> _Description of the task_
Report every line in the listing that contains the string "Danish".

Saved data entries
※ ※ ※

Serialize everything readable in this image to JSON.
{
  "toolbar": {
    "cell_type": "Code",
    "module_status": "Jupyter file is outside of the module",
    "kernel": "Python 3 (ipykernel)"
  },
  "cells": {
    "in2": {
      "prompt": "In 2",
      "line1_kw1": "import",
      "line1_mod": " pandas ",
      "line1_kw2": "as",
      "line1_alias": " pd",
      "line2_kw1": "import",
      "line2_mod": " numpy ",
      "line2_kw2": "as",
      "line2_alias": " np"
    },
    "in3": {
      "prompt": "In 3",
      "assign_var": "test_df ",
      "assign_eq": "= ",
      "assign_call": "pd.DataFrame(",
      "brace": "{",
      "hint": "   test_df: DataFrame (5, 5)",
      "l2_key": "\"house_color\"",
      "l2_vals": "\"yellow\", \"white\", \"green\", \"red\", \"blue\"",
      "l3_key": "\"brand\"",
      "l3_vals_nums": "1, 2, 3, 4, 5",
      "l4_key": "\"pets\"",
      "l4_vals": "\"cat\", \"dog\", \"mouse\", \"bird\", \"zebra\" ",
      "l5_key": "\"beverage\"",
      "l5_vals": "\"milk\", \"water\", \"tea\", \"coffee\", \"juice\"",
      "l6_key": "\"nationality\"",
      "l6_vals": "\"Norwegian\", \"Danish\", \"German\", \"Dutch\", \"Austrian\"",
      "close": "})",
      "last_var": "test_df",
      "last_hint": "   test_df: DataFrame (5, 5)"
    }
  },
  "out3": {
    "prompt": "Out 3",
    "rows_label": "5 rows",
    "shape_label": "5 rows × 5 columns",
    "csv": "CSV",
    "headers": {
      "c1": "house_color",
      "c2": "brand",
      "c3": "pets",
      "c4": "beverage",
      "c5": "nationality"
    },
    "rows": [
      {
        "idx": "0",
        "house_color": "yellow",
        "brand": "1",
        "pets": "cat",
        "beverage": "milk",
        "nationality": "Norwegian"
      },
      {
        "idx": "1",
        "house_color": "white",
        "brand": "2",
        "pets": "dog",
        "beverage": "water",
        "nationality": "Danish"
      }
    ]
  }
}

※ ※ ※

> _Completed task_
      "l6_vals": "\"Norwegian\", \"Danish\", \"German\", \"Dutch\", \"Austrian\"",
        "nationality": "Danish"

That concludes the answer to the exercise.